Stated problem:
From the entries below, pull out each line where "Unemployment" appears.
----
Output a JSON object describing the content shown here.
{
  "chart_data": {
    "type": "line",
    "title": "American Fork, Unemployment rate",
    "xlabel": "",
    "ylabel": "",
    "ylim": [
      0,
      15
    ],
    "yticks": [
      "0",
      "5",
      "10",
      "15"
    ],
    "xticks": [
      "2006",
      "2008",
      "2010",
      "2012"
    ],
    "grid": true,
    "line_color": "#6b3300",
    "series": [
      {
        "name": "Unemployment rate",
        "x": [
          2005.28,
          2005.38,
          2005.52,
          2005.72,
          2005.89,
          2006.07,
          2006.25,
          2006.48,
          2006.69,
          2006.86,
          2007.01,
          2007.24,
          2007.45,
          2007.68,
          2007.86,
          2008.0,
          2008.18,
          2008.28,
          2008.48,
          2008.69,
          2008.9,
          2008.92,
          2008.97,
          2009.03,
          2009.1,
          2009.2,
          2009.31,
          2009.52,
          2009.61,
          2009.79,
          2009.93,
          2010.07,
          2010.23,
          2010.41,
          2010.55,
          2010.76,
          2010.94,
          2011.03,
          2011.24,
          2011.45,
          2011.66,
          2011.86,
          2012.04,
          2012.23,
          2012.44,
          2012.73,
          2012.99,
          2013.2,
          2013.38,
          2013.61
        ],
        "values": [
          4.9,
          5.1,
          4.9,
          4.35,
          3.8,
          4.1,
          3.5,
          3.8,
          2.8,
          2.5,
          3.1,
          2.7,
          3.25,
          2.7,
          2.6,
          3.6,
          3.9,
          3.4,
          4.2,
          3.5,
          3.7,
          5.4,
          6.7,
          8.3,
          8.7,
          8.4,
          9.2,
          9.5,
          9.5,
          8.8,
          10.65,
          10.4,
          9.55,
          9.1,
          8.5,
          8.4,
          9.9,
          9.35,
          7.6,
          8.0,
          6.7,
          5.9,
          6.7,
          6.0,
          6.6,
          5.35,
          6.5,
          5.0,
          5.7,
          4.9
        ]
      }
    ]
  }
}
----
Task output:
    "title": "American Fork, Unemployment rate",
        "name": "Unemployment rate",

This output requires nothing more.